Stored data
---------------

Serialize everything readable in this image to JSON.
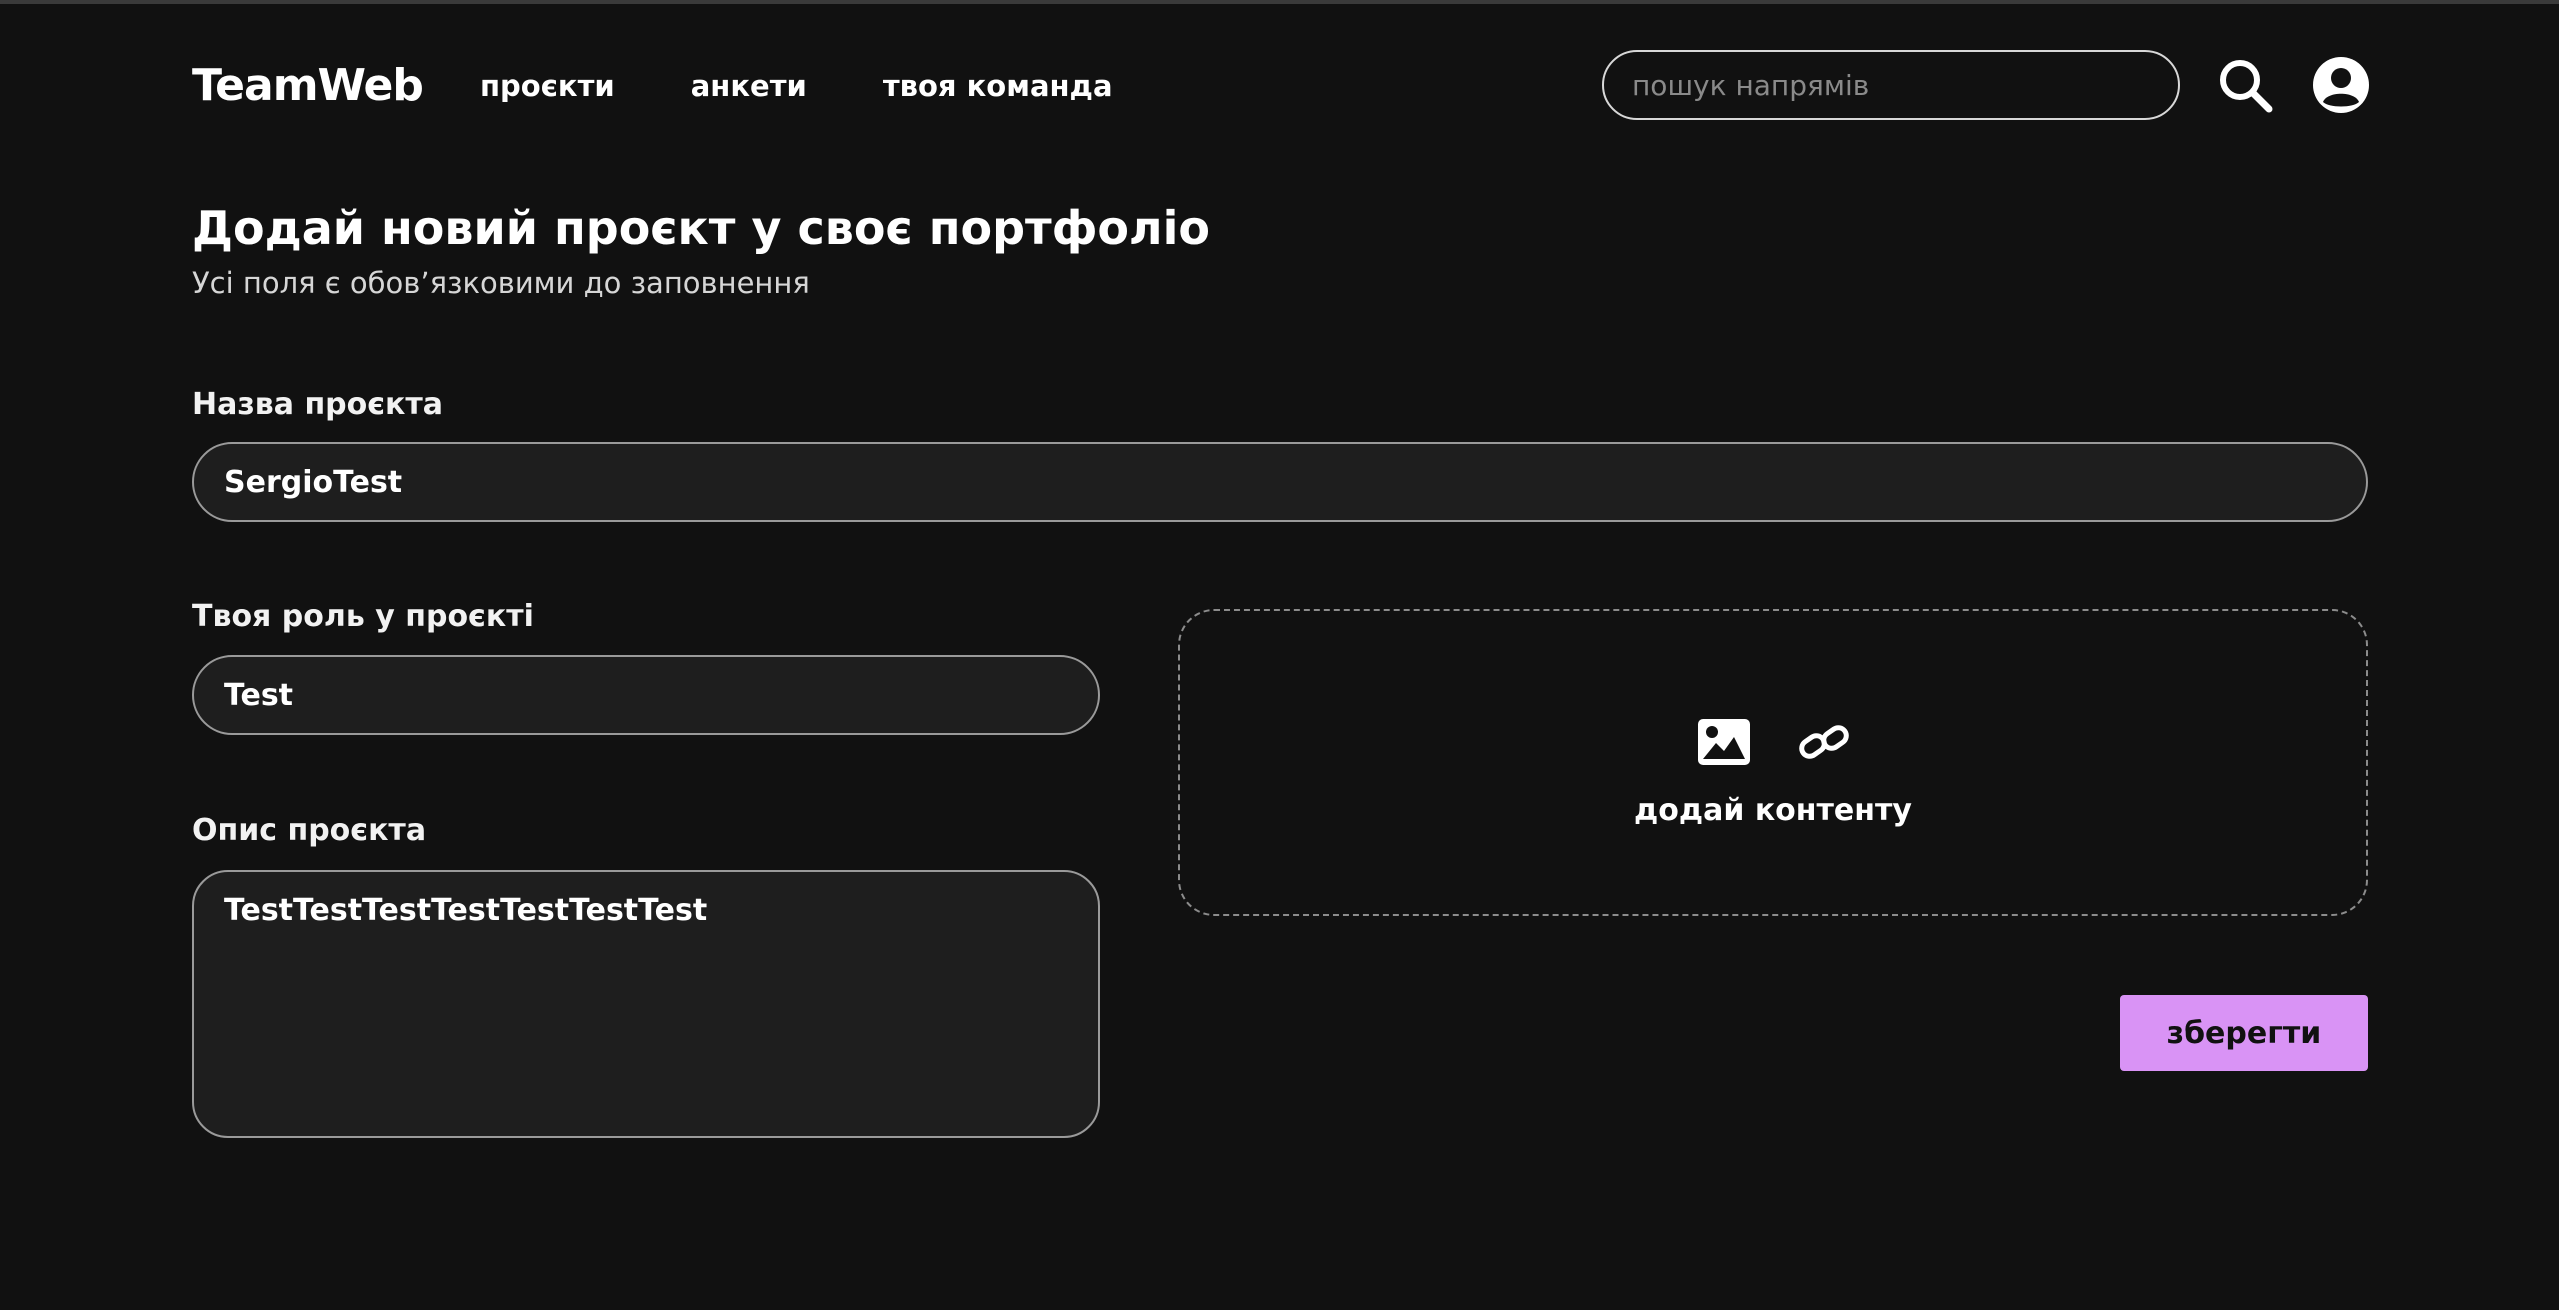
{
  "header": {
    "logo": "TeamWeb",
    "nav": [
      {
        "label": "проєкти"
      },
      {
        "label": "анкети"
      },
      {
        "label": "твоя команда"
      }
    ],
    "search": {
      "placeholder": "пошук напрямів",
      "value": ""
    },
    "icons": {
      "search": "search-icon",
      "user": "user-account-icon"
    }
  },
  "form": {
    "title": "Додай новий проєкт у своє портфоліо",
    "subtitle": "Усі поля є обов’язковими до заповнення",
    "project_name": {
      "label": "Назва проєкта",
      "value": "SergioTest"
    },
    "role": {
      "label": "Твоя роль у проєкті",
      "value": "Test"
    },
    "description": {
      "label": "Опис проєкта",
      "value": "TestTestTestTestTestTestTest"
    },
    "content": {
      "label": "додай контенту",
      "icons": [
        "image-icon",
        "link-icon"
      ]
    },
    "save_label": "зберегти"
  },
  "colors": {
    "background": "#111111",
    "field_background": "#1e1e1e",
    "accent": "#d993f5"
  }
}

---------------

**WORK TO DO:** Report how many lines in these entries contain "value". Answer with the number only.

**FULL SOLUTION:** 4